* Start *

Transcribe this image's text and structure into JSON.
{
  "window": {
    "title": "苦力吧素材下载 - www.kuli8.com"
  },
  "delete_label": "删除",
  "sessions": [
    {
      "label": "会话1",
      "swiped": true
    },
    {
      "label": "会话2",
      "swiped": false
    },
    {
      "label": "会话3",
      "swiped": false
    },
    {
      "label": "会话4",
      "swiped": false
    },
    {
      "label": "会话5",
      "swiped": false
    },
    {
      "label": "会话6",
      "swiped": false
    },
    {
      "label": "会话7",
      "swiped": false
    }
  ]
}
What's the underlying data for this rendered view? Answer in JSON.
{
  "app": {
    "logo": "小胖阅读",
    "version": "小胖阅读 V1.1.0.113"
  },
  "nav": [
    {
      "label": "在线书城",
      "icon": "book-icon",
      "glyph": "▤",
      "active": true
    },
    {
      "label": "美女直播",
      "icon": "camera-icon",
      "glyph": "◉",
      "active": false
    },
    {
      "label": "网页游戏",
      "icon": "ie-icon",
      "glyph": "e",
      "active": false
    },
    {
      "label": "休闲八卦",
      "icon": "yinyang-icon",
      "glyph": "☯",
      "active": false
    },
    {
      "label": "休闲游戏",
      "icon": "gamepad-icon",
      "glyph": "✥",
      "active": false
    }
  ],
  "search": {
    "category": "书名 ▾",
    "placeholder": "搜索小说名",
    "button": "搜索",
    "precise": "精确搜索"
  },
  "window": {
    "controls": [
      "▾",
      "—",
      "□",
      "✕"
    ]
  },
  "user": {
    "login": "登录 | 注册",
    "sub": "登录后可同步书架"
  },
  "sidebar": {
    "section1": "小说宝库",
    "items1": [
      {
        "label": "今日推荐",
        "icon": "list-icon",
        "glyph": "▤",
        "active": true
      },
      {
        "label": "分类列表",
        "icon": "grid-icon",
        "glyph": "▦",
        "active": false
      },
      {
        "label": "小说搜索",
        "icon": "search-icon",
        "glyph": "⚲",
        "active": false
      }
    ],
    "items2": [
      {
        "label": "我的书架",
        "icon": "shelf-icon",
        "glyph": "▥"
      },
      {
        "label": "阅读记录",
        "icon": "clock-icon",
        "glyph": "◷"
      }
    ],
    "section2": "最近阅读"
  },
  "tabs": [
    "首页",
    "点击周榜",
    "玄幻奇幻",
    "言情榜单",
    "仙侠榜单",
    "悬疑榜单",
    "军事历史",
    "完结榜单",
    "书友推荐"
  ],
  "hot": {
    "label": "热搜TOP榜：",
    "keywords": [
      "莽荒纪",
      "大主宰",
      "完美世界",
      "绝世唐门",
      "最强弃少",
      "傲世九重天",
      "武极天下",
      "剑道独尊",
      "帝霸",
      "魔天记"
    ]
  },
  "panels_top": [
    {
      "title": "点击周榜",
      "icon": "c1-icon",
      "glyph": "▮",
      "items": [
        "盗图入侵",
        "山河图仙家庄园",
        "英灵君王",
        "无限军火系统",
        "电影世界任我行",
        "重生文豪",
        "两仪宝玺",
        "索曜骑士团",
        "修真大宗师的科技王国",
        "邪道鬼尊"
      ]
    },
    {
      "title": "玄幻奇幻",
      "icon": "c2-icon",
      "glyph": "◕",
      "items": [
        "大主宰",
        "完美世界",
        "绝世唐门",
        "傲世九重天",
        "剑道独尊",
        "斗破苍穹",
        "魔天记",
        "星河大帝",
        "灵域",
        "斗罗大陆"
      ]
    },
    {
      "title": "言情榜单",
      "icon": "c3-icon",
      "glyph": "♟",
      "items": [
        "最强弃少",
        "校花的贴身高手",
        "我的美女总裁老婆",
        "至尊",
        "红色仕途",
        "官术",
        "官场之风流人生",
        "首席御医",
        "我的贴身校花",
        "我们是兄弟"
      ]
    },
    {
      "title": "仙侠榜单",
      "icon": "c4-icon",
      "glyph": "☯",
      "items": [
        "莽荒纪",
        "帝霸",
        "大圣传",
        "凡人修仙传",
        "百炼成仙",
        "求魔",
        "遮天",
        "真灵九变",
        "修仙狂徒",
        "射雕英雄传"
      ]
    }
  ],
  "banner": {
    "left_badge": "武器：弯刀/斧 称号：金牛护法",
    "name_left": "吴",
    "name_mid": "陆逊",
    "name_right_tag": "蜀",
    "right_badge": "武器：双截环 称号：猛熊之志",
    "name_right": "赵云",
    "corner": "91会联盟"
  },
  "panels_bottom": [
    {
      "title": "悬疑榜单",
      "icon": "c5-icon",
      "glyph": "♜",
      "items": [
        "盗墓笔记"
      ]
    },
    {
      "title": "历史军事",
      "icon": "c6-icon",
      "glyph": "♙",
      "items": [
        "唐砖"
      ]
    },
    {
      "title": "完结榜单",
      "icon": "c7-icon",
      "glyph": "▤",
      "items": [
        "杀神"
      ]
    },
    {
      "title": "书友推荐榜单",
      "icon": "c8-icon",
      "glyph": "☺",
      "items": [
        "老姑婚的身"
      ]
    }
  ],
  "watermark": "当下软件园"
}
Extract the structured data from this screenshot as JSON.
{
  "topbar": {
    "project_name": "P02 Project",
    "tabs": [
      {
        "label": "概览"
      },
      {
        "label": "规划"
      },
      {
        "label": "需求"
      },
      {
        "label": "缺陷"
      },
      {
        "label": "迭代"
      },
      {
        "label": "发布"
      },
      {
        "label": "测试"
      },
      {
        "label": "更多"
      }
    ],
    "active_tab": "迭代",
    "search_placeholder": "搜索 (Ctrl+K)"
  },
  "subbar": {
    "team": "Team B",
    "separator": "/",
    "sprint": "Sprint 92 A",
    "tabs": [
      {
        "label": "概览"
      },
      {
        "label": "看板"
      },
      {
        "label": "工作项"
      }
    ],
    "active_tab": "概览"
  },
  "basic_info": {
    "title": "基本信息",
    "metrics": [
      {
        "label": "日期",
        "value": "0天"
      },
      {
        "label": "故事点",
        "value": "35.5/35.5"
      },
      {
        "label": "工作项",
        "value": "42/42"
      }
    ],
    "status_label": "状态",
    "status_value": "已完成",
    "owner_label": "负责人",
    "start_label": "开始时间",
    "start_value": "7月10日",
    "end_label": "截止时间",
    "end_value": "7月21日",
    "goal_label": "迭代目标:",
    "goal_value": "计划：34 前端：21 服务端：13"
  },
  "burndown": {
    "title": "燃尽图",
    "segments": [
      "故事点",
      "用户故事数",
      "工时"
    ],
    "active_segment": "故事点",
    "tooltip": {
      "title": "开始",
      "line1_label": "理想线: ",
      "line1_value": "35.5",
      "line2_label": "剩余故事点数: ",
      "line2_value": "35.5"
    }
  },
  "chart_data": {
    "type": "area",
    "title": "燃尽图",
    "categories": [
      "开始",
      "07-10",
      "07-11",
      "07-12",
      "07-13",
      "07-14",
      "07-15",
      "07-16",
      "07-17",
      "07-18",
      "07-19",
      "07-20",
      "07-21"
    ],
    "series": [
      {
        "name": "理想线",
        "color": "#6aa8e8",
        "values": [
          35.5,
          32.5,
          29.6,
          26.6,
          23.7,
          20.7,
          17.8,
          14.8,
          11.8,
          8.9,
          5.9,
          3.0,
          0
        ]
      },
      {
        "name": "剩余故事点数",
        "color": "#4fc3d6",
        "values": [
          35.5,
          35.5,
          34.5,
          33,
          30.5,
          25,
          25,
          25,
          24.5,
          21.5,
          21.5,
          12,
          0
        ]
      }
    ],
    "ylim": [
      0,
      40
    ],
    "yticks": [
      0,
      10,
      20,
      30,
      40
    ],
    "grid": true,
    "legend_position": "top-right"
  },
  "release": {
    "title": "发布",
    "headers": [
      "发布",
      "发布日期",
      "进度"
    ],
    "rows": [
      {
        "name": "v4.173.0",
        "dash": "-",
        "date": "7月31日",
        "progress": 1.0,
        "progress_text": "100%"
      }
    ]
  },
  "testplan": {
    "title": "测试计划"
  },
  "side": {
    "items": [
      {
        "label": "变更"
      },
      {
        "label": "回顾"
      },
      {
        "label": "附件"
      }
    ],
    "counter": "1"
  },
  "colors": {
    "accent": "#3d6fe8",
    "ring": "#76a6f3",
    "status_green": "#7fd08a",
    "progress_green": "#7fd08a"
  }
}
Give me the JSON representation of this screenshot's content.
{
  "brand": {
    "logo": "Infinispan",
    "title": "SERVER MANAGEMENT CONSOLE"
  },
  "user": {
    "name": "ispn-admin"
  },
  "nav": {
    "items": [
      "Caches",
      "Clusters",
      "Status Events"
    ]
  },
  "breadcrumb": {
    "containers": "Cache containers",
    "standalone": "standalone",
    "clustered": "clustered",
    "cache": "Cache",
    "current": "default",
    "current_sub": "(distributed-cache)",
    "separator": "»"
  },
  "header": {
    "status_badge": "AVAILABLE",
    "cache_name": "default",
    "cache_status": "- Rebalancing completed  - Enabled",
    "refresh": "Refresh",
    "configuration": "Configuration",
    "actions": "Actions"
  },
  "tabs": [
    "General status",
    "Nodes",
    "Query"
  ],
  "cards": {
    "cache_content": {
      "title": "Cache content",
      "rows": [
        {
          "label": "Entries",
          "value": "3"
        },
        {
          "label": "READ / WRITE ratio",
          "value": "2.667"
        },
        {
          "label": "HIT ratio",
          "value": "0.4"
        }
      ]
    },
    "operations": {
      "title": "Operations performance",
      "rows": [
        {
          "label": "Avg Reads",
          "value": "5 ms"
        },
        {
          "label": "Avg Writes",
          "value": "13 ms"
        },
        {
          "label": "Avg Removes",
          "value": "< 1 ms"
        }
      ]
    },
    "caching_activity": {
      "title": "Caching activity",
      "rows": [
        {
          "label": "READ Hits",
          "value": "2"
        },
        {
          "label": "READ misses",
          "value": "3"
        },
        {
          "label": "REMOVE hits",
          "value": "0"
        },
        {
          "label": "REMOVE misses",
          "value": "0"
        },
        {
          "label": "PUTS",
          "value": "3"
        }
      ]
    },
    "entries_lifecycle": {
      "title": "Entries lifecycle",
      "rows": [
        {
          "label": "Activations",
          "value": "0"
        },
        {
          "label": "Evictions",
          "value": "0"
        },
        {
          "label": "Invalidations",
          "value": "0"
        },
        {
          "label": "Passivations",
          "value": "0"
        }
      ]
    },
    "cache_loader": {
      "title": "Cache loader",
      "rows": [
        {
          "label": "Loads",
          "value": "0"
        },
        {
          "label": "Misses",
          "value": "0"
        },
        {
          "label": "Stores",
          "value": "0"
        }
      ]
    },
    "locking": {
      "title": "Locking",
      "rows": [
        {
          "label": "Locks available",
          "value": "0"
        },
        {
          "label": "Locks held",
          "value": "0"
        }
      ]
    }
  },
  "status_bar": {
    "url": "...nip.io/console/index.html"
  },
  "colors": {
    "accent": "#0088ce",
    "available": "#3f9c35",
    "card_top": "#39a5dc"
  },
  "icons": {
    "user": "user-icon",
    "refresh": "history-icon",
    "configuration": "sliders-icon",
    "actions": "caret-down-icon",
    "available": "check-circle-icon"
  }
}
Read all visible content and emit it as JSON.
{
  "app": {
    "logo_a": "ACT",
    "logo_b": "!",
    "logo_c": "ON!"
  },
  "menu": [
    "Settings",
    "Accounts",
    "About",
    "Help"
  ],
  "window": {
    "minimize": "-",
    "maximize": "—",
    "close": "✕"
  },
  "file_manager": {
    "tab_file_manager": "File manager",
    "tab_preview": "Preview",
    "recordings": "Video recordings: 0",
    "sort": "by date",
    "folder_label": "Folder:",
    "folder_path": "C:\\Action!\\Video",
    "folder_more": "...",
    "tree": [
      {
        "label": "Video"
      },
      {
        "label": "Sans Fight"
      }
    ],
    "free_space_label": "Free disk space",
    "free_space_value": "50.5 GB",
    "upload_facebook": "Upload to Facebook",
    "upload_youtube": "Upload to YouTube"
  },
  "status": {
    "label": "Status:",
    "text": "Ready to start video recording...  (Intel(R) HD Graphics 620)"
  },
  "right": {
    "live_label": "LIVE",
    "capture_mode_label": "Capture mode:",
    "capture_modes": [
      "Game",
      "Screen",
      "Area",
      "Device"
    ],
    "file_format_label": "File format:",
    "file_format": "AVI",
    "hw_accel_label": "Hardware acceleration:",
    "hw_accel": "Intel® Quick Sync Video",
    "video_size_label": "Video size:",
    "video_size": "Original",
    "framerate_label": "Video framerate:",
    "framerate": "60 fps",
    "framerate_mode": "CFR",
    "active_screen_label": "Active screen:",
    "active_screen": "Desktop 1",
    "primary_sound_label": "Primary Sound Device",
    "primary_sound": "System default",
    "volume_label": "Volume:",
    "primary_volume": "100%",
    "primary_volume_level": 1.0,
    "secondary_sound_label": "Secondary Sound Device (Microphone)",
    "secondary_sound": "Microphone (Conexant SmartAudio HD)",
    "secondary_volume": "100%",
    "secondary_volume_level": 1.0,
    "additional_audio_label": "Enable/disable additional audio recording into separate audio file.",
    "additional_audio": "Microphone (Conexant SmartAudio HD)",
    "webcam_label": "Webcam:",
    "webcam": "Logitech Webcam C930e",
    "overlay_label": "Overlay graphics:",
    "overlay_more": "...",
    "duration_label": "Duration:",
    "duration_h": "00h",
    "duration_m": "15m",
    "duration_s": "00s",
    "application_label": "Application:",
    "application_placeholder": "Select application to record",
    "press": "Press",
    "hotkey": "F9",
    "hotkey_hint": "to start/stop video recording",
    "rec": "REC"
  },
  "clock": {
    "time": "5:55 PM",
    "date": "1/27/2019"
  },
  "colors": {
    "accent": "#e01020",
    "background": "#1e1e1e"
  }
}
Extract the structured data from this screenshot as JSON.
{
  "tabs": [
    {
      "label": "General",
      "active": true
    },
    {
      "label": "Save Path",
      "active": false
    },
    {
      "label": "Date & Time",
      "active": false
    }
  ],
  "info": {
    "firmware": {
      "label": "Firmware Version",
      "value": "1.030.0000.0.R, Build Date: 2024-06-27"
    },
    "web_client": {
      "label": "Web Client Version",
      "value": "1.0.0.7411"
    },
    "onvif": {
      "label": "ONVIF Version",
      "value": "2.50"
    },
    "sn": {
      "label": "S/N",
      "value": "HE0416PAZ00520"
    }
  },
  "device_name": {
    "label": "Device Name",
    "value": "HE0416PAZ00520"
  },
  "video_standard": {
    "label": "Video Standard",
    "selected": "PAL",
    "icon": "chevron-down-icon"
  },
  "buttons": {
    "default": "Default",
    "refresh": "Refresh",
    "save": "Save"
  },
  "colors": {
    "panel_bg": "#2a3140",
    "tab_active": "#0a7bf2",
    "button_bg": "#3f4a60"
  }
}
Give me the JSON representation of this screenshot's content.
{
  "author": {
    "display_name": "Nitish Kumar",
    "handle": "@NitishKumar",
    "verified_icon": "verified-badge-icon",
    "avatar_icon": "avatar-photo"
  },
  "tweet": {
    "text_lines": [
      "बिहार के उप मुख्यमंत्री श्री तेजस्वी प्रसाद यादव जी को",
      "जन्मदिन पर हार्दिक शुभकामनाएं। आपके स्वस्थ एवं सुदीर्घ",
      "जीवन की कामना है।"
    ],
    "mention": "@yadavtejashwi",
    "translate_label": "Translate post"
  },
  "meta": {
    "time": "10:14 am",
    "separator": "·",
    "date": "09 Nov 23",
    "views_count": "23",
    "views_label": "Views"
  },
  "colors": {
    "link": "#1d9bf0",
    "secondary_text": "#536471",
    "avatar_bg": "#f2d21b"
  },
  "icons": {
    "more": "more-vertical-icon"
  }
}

* End *

Lines of the material that contain the word "true" are to be gathered.

      "swiped": true
      "active": true
        "active": true
    "grid": true,
      "active": true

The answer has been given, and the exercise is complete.